> [AIM OF THE EXERCISE]:
Copy the data word for word, keeping every line.

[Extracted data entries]
# # # #

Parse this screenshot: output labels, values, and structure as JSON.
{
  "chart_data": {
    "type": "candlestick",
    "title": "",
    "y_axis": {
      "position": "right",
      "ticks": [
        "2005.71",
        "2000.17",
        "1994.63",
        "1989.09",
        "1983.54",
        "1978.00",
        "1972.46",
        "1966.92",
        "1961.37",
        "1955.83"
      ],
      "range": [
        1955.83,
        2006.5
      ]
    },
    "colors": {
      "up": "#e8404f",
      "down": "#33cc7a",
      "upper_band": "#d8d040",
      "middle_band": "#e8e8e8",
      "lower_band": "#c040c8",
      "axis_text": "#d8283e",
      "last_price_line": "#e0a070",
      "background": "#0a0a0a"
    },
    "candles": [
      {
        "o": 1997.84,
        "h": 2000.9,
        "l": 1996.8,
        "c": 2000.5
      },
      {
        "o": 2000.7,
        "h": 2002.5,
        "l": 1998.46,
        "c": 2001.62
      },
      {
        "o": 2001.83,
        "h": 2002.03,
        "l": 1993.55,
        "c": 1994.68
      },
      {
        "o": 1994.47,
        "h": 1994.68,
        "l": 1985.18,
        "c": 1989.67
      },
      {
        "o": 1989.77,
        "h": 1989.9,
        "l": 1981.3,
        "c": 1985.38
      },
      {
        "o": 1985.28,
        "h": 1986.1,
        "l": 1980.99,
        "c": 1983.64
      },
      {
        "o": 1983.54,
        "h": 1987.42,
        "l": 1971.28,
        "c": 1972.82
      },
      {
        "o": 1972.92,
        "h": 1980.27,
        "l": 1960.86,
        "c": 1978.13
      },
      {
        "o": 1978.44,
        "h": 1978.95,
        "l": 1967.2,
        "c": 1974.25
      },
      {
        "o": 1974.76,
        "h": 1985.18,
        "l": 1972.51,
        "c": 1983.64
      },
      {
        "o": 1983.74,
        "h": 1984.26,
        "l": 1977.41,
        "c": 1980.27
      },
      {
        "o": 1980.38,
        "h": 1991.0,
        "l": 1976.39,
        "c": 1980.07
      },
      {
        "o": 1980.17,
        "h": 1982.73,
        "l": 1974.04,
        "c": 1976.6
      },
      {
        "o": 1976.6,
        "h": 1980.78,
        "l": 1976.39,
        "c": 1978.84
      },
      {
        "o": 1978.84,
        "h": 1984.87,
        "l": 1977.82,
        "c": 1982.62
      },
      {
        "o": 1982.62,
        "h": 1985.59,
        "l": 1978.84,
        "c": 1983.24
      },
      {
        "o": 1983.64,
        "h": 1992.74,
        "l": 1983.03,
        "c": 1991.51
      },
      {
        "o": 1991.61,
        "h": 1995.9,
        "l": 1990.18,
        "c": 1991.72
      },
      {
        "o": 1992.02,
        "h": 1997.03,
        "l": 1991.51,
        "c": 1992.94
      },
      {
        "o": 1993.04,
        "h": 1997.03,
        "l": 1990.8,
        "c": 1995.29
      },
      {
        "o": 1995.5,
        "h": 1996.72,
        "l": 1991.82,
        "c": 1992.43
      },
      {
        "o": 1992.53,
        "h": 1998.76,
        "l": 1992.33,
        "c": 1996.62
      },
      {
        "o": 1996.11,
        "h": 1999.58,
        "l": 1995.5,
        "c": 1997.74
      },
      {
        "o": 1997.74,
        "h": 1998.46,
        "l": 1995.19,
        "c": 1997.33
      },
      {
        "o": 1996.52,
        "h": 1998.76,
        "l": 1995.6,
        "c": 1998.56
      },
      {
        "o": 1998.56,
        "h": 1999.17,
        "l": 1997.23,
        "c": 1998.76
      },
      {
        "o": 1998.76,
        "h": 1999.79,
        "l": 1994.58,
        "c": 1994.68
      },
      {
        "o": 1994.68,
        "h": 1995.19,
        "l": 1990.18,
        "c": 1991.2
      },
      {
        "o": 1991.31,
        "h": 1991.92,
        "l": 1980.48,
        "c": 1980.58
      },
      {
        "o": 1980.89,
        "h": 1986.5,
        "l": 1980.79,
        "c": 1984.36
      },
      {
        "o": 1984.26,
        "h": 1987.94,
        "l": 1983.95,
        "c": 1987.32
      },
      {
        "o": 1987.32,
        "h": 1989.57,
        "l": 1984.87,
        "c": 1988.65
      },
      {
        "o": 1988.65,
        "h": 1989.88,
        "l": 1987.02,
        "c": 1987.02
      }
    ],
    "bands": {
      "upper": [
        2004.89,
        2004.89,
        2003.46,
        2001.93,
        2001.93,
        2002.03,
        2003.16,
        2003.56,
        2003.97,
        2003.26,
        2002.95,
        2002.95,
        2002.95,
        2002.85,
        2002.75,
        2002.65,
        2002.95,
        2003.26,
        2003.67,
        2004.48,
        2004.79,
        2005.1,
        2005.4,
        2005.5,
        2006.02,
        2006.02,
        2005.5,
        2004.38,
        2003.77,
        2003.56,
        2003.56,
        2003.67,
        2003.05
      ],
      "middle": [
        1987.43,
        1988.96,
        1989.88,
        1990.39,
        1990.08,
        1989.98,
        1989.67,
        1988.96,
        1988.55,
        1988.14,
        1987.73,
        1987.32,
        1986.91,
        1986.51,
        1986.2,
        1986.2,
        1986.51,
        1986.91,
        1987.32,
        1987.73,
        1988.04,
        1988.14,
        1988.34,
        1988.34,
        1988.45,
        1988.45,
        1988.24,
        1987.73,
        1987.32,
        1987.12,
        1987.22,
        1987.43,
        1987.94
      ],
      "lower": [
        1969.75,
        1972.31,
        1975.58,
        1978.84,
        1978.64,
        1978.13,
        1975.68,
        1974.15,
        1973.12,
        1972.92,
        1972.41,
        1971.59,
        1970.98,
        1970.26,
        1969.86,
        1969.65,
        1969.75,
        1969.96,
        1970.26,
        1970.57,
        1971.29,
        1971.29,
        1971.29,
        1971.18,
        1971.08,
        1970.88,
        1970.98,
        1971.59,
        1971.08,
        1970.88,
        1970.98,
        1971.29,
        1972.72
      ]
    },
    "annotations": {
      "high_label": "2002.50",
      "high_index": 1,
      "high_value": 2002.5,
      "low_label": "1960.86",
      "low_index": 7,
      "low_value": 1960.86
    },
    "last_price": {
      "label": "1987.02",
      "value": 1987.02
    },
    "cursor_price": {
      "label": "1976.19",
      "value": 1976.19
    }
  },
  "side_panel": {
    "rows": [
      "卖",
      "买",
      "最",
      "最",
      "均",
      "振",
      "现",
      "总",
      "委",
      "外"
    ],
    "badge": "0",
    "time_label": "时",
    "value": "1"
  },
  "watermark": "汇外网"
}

# # # #

> [RESPONSE TO THE TASK]:
Parse this screenshot: output labels, values, and structure as JSON.
{
  "chart_data": {
    "type": "candlestick",
    "title": "",
    "y_axis": {
      "position": "right",
      "ticks": [
        "2005.71",
        "2000.17",
        "1994.63",
        "1989.09",
        "1983.54",
        "1978.00",
        "1972.46",
        "1966.92",
        "1961.37",
        "1955.83"
      ],
      "range": [
        1955.83,
        2006.5
      ]
    },
    "colors": {
      "up": "#e8404f",
      "down": "#33cc7a",
      "upper_band": "#d8d040",
      "middle_band": "#e8e8e8",
      "lower_band": "#c040c8",
      "axis_text": "#d8283e",
      "last_price_line": "#e0a070",
      "background": "#0a0a0a"
    },
    "candles": [
      {
        "o": 1997.84,
        "h": 2000.9,
        "l": 1996.8,
        "c": 2000.5
      },
      {
        "o": 2000.7,
        "h": 2002.5,
        "l": 1998.46,
        "c": 2001.62
      },
      {
        "o": 2001.83,
        "h": 2002.03,
        "l": 1993.55,
        "c": 1994.68
      },
      {
        "o": 1994.47,
        "h": 1994.68,
        "l": 1985.18,
        "c": 1989.67
      },
      {
        "o": 1989.77,
        "h": 1989.9,
        "l": 1981.3,
        "c": 1985.38
      },
      {
        "o": 1985.28,
        "h": 1986.1,
        "l": 1980.99,
        "c": 1983.64
      },
      {
        "o": 1983.54,
        "h": 1987.42,
        "l": 1971.28,
        "c": 1972.82
      },
      {
        "o": 1972.92,
        "h": 1980.27,
        "l": 1960.86,
        "c": 1978.13
      },
      {
        "o": 1978.44,
        "h": 1978.95,
        "l": 1967.2,
        "c": 1974.25
      },
      {
        "o": 1974.76,
        "h": 1985.18,
        "l": 1972.51,
        "c": 1983.64
      },
      {
        "o": 1983.74,
        "h": 1984.26,
        "l": 1977.41,
        "c": 1980.27
      },
      {
        "o": 1980.38,
        "h": 1991.0,
        "l": 1976.39,
        "c": 1980.07
      },
      {
        "o": 1980.17,
        "h": 1982.73,
        "l": 1974.04,
        "c": 1976.6
      },
      {
        "o": 1976.6,
        "h": 1980.78,
        "l": 1976.39,
        "c": 1978.84
      },
      {
        "o": 1978.84,
        "h": 1984.87,
        "l": 1977.82,
        "c": 1982.62
      },
      {
        "o": 1982.62,
        "h": 1985.59,
        "l": 1978.84,
        "c": 1983.24
      },
      {
        "o": 1983.64,
        "h": 1992.74,
        "l": 1983.03,
        "c": 1991.51
      },
      {
        "o": 1991.61,
        "h": 1995.9,
        "l": 1990.18,
        "c": 1991.72
      },
      {
        "o": 1992.02,
        "h": 1997.03,
        "l": 1991.51,
        "c": 1992.94
      },
      {
        "o": 1993.04,
        "h": 1997.03,
        "l": 1990.8,
        "c": 1995.29
      },
      {
        "o": 1995.5,
        "h": 1996.72,
        "l": 1991.82,
        "c": 1992.43
      },
      {
        "o": 1992.53,
        "h": 1998.76,
        "l": 1992.33,
        "c": 1996.62
      },
      {
        "o": 1996.11,
        "h": 1999.58,
        "l": 1995.5,
        "c": 1997.74
      },
      {
        "o": 1997.74,
        "h": 1998.46,
        "l": 1995.19,
        "c": 1997.33
      },
      {
        "o": 1996.52,
        "h": 1998.76,
        "l": 1995.6,
        "c": 1998.56
      },
      {
        "o": 1998.56,
        "h": 1999.17,
        "l": 1997.23,
        "c": 1998.76
      },
      {
        "o": 1998.76,
        "h": 1999.79,
        "l": 1994.58,
        "c": 1994.68
      },
      {
        "o": 1994.68,
        "h": 1995.19,
        "l": 1990.18,
        "c": 1991.2
      },
      {
        "o": 1991.31,
        "h": 1991.92,
        "l": 1980.48,
        "c": 1980.58
      },
      {
        "o": 1980.89,
        "h": 1986.5,
        "l": 1980.79,
        "c": 1984.36
      },
      {
        "o": 1984.26,
        "h": 1987.94,
        "l": 1983.95,
        "c": 1987.32
      },
      {
        "o": 1987.32,
        "h": 1989.57,
        "l": 1984.87,
        "c": 1988.65
      },
      {
        "o": 1988.65,
        "h": 1989.88,
        "l": 1987.02,
        "c": 1987.02
      }
    ],
    "bands": {
      "upper": [
        2004.89,
        2004.89,
        2003.46,
        2001.93,
        2001.93,
        2002.03,
        2003.16,
        2003.56,
        2003.97,
        2003.26,
        2002.95,
        2002.95,
        2002.95,
        2002.85,
        2002.75,
        2002.65,
        2002.95,
        2003.26,
        2003.67,
        2004.48,
        2004.79,
        2005.1,
        2005.4,
        2005.5,
        2006.02,
        2006.02,
        2005.5,
        2004.38,
        2003.77,
        2003.56,
        2003.56,
        2003.67,
        2003.05
      ],
      "middle": [
        1987.43,
        1988.96,
        1989.88,
        1990.39,
        1990.08,
        1989.98,
        1989.67,
        1988.96,
        1988.55,
        1988.14,
        1987.73,
        1987.32,
        1986.91,
        1986.51,
        1986.2,
        1986.2,
        1986.51,
        1986.91,
        1987.32,
        1987.73,
        1988.04,
        1988.14,
        1988.34,
        1988.34,
        1988.45,
        1988.45,
        1988.24,
        1987.73,
        1987.32,
        1987.12,
        1987.22,
        1987.43,
        1987.94
      ],
      "lower": [
        1969.75,
        1972.31,
        1975.58,
        1978.84,
        1978.64,
        1978.13,
        1975.68,
        1974.15,
        1973.12,
        1972.92,
        1972.41,
        1971.59,
        1970.98,
        1970.26,
        1969.86,
        1969.65,
        1969.75,
        1969.96,
        1970.26,
        1970.57,
        1971.29,
        1971.29,
        1971.29,
        1971.18,
        1971.08,
        1970.88,
        1970.98,
        1971.59,
        1971.08,
        1970.88,
        1970.98,
        1971.29,
        1972.72
      ]
    },
    "annotations": {
      "high_label": "2002.50",
      "high_index": 1,
      "high_value": 2002.5,
      "low_label": "1960.86",
      "low_index": 7,
      "low_value": 1960.86
    },
    "last_price": {
      "label": "1987.02",
      "value": 1987.02
    },
    "cursor_price": {
      "label": "1976.19",
      "value": 1976.19
    }
  },
  "side_panel": {
    "rows": [
      "卖",
      "买",
      "最",
      "最",
      "均",
      "振",
      "现",
      "总",
      "委",
      "外"
    ],
    "badge": "0",
    "time_label": "时",
    "value": "1"
  },
  "watermark": "汇外网"
}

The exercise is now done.